[Data excerpts]
<<<<

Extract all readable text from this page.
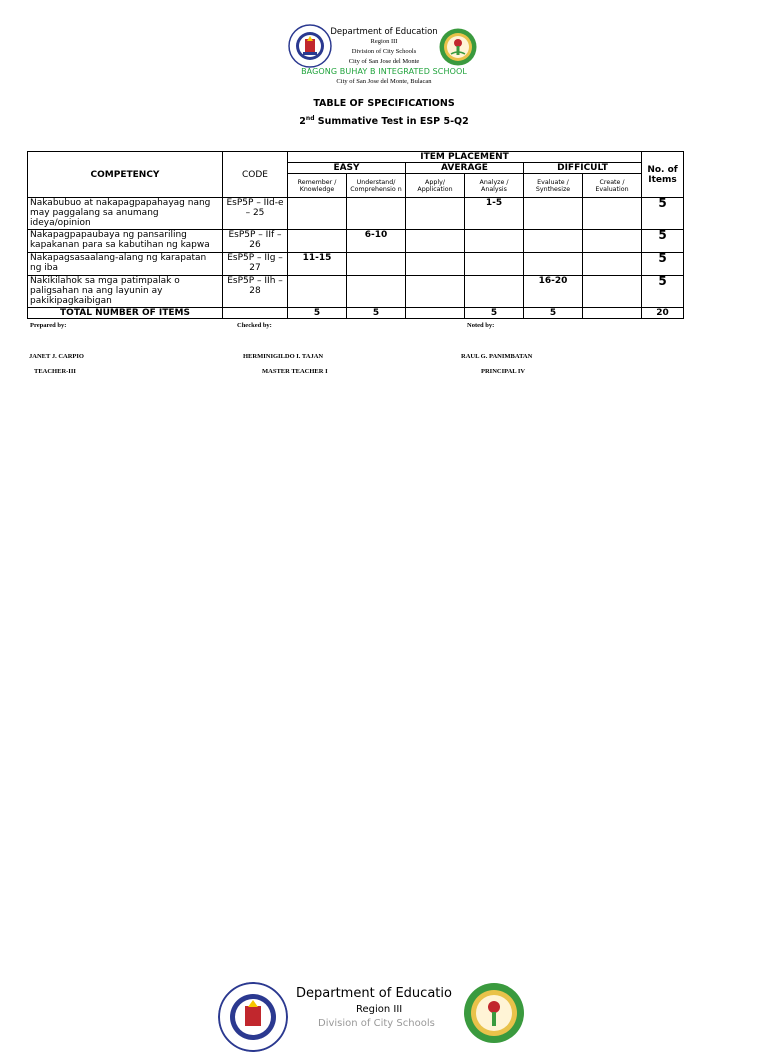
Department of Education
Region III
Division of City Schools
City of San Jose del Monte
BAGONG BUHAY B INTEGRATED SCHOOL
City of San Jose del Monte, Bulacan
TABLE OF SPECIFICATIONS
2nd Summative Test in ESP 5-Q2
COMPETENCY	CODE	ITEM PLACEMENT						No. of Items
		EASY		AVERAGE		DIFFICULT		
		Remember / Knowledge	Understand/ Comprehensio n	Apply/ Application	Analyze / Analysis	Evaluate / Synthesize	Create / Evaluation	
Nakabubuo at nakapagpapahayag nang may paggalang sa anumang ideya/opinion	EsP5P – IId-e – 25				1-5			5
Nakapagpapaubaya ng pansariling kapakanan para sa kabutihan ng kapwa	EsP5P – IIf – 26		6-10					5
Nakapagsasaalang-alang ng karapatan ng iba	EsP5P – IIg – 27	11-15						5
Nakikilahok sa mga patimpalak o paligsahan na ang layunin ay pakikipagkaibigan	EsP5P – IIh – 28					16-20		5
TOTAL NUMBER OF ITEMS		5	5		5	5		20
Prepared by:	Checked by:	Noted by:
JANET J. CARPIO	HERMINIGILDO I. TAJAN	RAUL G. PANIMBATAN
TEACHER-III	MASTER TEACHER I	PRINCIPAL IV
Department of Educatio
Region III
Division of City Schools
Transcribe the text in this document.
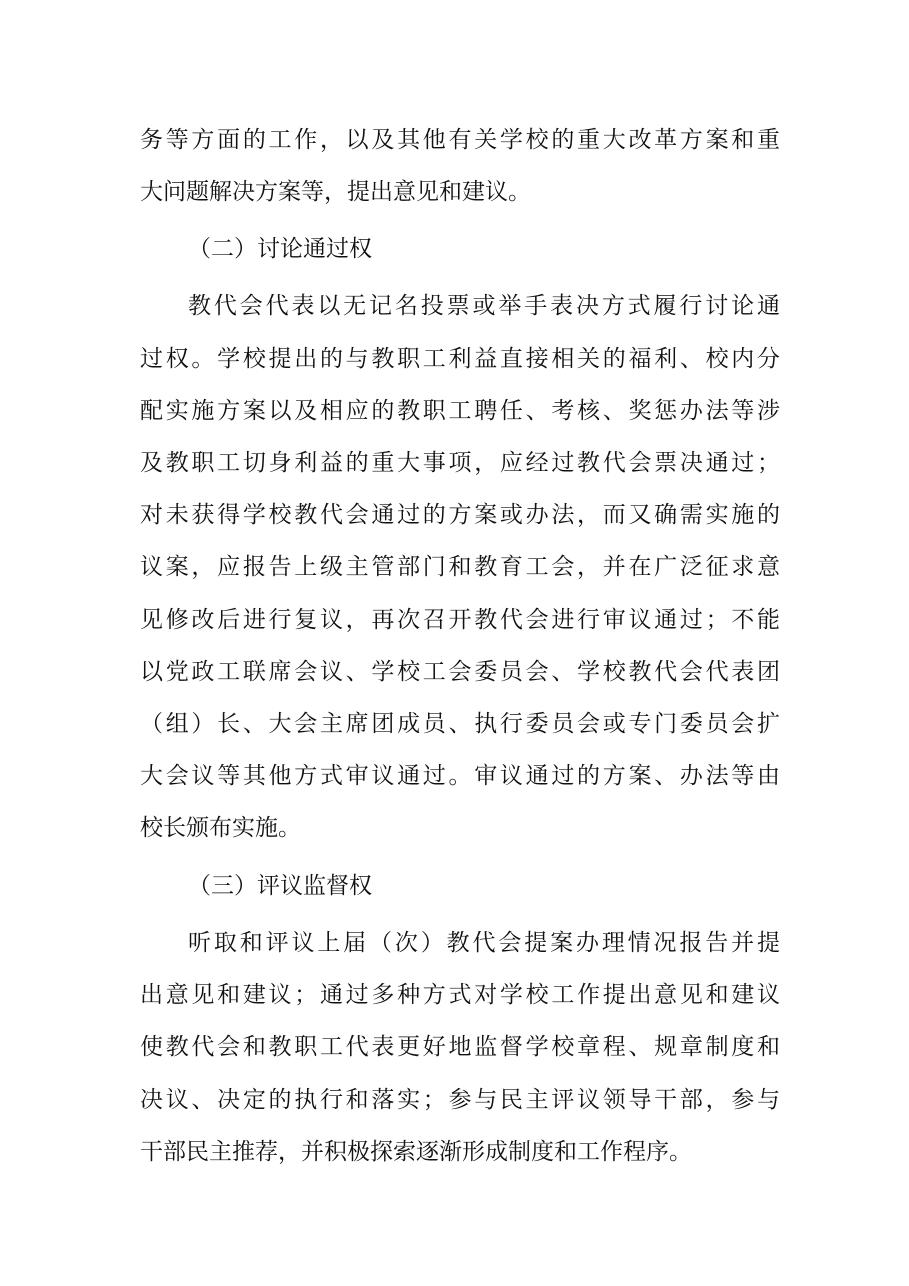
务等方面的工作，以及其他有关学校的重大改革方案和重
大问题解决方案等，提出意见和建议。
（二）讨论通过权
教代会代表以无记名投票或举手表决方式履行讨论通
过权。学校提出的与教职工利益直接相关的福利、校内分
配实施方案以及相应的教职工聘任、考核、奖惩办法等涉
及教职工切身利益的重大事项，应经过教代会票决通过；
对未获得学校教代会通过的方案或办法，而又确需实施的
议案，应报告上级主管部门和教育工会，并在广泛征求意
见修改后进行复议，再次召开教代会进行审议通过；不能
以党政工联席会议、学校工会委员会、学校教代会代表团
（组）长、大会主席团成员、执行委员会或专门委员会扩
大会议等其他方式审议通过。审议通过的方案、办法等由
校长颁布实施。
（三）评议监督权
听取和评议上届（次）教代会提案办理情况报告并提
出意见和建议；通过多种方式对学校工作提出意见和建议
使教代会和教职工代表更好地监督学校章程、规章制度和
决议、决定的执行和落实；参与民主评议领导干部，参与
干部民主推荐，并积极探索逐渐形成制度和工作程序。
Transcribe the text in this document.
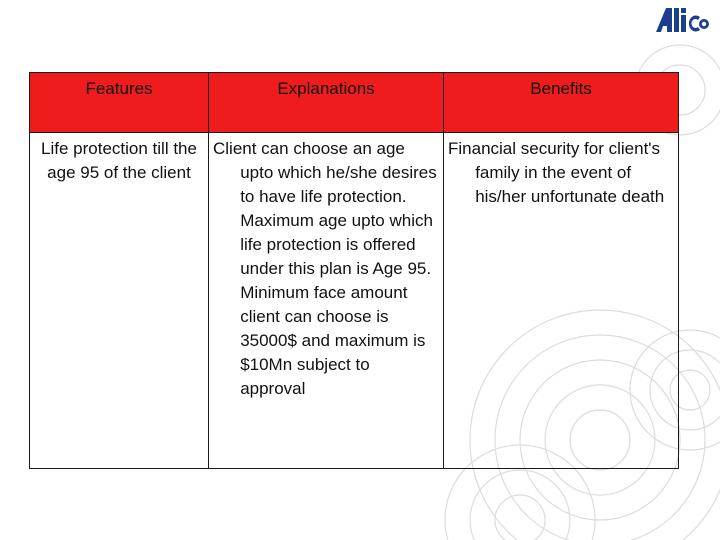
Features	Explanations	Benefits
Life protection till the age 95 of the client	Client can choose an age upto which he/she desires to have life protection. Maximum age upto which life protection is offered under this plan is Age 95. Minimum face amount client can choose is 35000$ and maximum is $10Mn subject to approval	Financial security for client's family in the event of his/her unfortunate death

>>>>

» **CHALLENGE**: Pick out and copy every line that contains the word "Jose".

» **EXERCISE RESPONSE**:
City of San Jose del Monte
City of San Jose del Monte, Bulacan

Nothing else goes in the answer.